_BRIEF_:
Below are some records. Copy every line in them that holds "MaritalDesc".
— Begin EXCERPTED RECORDS —
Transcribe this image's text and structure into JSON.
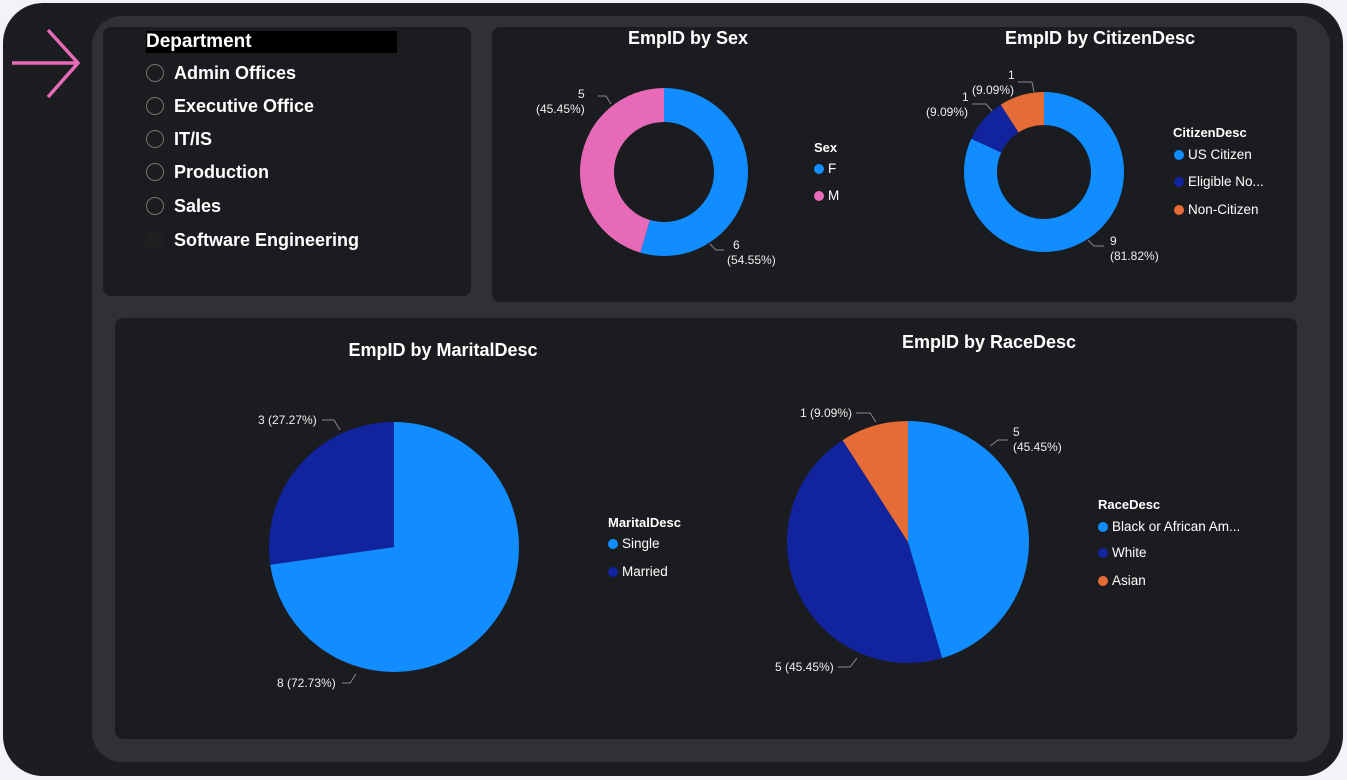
{
  "colors": {
    "blue": "#118DFF",
    "navy": "#12239E",
    "orange": "#E66C37",
    "pink": "#E66AB8",
    "arrow": "#E66AB8"
  },
  "slicer": {
    "title": "Department",
    "options": [
      {
        "label": "Admin Offices",
        "selected": false
      },
      {
        "label": "Executive Office",
        "selected": false
      },
      {
        "label": "IT/IS",
        "selected": false
      },
      {
        "label": "Production",
        "selected": false
      },
      {
        "label": "Sales",
        "selected": false
      },
      {
        "label": "Software Engineering",
        "selected": false
      }
    ]
  },
  "chart_data": [
    {
      "type": "donut",
      "title": "EmpID by Sex",
      "legend_title": "Sex",
      "legend_position": "right",
      "slices": [
        {
          "name": "F",
          "value": 6,
          "label": "6",
          "pct": "(54.55%)",
          "color": "#118DFF"
        },
        {
          "name": "M",
          "value": 5,
          "label": "5",
          "pct": "(45.45%)",
          "color": "#E66AB8"
        }
      ]
    },
    {
      "type": "donut",
      "title": "EmpID by CitizenDesc",
      "legend_title": "CitizenDesc",
      "legend_position": "right",
      "slices": [
        {
          "name": "US Citizen",
          "value": 9,
          "label": "9",
          "pct": "(81.82%)",
          "color": "#118DFF"
        },
        {
          "name": "Eligible No...",
          "value": 1,
          "label": "1",
          "pct": "(9.09%)",
          "color": "#12239E"
        },
        {
          "name": "Non-Citizen",
          "value": 1,
          "label": "1",
          "pct": "(9.09%)",
          "color": "#E66C37"
        }
      ]
    },
    {
      "type": "pie",
      "title": "EmpID by MaritalDesc",
      "legend_title": "MaritalDesc",
      "legend_position": "right",
      "slices": [
        {
          "name": "Single",
          "value": 8,
          "label": "8 (72.73%)",
          "color": "#118DFF"
        },
        {
          "name": "Married",
          "value": 3,
          "label": "3 (27.27%)",
          "color": "#12239E"
        }
      ]
    },
    {
      "type": "pie",
      "title": "EmpID by RaceDesc",
      "legend_title": "RaceDesc",
      "legend_position": "right",
      "slices": [
        {
          "name": "Black or African Am...",
          "value": 5,
          "label": "5",
          "pct": "(45.45%)",
          "color": "#118DFF"
        },
        {
          "name": "White",
          "value": 5,
          "label": "5 (45.45%)",
          "color": "#12239E"
        },
        {
          "name": "Asian",
          "value": 1,
          "label": "1 (9.09%)",
          "color": "#E66C37"
        }
      ]
    }
  ]
}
— End EXCERPTED RECORDS —
_RESPONSE FOR THIS EXERCISE_:
      "title": "EmpID by MaritalDesc",
      "legend_title": "MaritalDesc",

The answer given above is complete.